# Exercise
In the entries below, find the lines with the word "period" and copy them.

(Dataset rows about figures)
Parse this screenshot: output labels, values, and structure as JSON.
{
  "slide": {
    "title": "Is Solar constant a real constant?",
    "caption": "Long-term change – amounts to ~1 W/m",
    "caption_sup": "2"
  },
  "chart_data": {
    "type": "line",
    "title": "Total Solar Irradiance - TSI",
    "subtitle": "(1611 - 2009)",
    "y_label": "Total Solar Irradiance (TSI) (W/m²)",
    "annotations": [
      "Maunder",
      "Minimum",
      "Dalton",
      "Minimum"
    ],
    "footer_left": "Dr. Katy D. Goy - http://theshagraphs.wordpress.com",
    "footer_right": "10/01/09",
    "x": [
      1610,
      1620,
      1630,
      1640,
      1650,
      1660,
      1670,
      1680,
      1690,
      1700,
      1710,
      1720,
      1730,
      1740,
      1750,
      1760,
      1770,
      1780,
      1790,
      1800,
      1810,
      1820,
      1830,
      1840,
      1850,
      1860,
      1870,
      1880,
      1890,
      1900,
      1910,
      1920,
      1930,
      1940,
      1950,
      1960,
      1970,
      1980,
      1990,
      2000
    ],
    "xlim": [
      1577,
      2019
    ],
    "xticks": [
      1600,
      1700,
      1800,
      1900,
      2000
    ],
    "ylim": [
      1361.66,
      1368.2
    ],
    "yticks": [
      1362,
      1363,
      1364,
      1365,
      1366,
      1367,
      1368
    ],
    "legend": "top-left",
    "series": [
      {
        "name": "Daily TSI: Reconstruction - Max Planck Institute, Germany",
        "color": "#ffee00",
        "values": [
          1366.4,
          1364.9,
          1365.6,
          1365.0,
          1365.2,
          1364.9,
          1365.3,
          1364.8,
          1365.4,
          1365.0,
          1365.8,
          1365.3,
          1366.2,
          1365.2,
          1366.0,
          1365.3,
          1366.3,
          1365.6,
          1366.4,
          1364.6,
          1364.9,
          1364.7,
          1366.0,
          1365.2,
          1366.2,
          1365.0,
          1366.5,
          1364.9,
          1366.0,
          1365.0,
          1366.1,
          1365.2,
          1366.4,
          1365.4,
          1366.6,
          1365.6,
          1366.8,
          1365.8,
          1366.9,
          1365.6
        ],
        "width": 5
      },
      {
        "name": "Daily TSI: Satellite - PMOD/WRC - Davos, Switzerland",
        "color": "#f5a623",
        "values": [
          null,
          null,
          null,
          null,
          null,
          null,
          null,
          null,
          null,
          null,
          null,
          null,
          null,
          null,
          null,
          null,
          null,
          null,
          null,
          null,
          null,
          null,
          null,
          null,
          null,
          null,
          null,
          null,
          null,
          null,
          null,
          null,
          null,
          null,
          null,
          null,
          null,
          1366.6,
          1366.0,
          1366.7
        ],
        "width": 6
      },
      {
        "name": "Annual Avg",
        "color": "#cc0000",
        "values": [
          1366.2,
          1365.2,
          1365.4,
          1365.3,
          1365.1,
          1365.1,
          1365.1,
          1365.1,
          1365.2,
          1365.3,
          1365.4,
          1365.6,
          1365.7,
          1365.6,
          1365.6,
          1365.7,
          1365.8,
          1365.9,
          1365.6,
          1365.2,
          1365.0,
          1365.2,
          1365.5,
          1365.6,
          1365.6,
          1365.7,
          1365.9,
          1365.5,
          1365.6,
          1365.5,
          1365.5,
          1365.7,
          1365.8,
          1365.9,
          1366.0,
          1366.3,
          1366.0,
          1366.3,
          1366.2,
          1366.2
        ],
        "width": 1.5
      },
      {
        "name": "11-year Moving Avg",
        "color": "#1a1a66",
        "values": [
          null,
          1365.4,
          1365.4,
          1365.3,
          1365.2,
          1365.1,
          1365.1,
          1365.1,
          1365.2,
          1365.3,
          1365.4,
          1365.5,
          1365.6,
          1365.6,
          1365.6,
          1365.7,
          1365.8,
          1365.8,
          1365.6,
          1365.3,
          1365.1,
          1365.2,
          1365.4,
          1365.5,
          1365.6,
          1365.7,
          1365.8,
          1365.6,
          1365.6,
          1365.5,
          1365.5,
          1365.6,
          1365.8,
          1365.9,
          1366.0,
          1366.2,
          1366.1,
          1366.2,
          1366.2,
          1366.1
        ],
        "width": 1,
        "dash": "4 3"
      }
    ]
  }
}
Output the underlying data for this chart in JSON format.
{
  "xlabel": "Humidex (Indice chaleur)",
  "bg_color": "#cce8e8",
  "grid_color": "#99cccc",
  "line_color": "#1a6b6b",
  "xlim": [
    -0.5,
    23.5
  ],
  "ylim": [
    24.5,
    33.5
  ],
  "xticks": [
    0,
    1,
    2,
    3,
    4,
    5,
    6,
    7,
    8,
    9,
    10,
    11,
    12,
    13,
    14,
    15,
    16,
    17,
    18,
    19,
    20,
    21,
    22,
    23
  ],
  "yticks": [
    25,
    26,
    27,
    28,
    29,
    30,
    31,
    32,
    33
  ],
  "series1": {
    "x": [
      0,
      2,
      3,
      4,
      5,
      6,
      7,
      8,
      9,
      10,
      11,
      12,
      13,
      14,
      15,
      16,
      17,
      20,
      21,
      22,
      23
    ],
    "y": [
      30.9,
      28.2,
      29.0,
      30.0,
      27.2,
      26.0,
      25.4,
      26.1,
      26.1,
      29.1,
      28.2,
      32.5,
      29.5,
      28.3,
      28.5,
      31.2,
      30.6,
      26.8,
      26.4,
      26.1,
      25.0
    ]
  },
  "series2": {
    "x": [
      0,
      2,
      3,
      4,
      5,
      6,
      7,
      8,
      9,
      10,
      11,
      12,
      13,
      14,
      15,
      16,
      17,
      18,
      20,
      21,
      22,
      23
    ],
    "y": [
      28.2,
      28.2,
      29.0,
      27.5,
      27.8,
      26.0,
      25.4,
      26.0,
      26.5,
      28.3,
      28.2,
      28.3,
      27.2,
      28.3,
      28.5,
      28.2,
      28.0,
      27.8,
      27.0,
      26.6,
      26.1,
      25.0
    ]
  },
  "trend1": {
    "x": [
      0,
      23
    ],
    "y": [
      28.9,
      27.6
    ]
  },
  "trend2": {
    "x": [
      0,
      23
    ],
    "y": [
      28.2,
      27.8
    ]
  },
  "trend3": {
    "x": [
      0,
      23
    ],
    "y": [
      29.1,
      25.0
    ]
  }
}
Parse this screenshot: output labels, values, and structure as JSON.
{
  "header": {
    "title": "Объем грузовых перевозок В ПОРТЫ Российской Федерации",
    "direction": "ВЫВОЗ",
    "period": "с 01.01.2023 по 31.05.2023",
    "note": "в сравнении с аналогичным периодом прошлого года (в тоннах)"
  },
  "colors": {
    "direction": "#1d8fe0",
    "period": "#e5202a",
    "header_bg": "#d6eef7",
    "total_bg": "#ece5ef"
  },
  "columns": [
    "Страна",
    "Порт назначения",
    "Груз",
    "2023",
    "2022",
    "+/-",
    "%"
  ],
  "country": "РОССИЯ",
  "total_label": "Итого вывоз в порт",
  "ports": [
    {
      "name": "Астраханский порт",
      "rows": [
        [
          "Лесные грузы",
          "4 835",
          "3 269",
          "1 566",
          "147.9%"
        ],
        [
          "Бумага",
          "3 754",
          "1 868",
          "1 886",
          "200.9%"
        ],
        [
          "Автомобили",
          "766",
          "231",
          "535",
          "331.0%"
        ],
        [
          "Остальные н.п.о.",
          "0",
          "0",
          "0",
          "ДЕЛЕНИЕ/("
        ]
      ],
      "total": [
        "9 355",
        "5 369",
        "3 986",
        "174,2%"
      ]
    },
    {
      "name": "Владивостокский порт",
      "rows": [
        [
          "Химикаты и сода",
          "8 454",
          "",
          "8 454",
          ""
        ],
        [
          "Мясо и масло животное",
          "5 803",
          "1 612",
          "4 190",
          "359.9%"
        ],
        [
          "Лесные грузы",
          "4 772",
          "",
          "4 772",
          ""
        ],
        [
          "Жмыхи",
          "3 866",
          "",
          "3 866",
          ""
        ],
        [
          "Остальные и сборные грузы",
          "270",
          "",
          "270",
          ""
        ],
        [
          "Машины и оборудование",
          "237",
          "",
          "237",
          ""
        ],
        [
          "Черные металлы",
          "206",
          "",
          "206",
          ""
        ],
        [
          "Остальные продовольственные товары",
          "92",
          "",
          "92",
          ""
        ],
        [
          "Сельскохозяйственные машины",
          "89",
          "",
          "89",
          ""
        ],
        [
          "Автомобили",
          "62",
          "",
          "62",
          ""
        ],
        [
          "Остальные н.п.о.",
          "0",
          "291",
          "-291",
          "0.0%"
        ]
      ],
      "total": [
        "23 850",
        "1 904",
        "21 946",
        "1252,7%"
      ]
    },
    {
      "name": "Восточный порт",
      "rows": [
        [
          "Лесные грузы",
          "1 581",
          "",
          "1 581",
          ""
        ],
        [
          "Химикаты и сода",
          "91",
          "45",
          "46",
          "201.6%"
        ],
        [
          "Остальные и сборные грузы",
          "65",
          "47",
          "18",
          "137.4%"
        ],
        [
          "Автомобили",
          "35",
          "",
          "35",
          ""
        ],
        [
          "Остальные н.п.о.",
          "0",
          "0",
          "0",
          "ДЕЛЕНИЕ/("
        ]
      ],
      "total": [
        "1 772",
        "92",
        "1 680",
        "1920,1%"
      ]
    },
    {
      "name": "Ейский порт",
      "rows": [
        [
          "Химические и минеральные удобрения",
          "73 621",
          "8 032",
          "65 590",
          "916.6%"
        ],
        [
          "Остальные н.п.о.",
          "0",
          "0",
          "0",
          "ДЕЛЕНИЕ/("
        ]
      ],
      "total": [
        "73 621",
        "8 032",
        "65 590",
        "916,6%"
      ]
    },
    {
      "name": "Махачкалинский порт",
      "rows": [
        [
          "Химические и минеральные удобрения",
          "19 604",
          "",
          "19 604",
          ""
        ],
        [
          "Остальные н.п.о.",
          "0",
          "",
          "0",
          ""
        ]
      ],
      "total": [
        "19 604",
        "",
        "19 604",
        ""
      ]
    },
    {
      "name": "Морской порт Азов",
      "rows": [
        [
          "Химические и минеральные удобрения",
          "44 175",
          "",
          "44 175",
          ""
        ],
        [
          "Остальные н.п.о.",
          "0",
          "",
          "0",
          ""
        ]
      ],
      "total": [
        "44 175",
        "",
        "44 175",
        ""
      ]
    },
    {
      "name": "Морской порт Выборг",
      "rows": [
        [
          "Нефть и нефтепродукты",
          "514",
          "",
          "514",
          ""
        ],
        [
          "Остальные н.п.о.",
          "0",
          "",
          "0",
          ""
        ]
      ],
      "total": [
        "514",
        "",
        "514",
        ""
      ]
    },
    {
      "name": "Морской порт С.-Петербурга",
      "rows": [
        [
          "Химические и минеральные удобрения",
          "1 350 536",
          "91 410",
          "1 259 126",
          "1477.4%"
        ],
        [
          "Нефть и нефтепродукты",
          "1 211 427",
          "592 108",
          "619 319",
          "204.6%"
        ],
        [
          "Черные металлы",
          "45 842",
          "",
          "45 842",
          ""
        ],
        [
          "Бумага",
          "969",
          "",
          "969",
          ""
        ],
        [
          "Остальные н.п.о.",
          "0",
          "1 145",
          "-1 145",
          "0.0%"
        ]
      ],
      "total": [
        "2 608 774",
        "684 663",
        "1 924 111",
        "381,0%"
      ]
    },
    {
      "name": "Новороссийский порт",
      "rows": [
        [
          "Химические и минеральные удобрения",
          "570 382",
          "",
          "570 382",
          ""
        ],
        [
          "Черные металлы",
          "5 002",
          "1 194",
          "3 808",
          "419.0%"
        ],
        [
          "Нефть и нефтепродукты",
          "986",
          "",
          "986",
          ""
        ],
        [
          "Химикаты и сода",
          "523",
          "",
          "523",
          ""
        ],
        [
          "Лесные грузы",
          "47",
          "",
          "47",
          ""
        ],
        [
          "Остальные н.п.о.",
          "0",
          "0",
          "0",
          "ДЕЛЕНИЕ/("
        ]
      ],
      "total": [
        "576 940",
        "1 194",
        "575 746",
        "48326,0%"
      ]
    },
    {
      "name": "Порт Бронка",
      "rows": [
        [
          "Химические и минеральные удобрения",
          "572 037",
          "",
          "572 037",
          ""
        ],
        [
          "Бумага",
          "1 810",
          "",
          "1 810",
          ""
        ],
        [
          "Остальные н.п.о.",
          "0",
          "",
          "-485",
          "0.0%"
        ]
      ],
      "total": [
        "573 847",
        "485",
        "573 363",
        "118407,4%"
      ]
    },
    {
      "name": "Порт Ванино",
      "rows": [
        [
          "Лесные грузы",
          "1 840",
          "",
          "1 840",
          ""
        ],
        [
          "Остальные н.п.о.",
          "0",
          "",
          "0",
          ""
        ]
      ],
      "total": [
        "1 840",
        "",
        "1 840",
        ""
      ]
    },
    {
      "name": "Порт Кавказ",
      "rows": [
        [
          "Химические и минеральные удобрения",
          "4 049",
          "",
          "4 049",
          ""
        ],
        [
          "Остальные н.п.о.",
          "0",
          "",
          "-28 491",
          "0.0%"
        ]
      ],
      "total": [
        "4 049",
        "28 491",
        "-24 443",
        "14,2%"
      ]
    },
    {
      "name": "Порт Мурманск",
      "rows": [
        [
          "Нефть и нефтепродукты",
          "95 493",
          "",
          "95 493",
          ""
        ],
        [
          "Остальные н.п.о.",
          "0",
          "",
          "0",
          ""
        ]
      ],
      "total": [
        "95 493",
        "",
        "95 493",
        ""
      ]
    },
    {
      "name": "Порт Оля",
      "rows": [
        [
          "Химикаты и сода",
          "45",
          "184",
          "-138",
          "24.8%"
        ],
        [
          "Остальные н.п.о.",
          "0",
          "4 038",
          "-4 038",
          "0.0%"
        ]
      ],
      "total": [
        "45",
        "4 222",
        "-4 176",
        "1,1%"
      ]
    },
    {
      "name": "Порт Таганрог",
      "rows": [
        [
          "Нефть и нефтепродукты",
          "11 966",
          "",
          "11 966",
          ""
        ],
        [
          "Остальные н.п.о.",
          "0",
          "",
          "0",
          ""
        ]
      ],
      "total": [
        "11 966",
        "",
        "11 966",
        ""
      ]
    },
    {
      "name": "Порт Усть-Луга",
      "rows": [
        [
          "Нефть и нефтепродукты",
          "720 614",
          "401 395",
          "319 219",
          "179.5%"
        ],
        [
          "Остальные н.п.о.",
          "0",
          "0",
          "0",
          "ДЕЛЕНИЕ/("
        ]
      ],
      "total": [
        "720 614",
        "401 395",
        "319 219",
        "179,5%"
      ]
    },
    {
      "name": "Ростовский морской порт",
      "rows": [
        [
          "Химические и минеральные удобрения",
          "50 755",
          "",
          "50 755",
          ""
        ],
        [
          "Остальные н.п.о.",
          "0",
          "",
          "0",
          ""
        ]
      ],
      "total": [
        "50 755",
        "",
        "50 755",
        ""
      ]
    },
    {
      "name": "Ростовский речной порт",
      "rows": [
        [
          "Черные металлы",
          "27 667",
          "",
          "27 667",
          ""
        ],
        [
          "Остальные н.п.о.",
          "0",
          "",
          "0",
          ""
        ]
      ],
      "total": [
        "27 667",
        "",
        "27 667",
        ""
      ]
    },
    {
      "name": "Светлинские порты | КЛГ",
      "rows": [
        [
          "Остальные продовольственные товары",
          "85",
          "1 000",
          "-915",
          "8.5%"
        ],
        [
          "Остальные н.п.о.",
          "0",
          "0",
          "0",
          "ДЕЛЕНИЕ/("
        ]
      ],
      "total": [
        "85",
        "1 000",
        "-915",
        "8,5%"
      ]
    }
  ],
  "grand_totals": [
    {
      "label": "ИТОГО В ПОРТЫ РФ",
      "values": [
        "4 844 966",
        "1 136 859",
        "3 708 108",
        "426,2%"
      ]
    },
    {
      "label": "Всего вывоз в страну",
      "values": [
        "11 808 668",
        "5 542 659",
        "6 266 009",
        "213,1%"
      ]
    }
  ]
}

# Exercise response
    "period": "с 01.01.2023 по 31.05.2023",
    "period": "#e5202a",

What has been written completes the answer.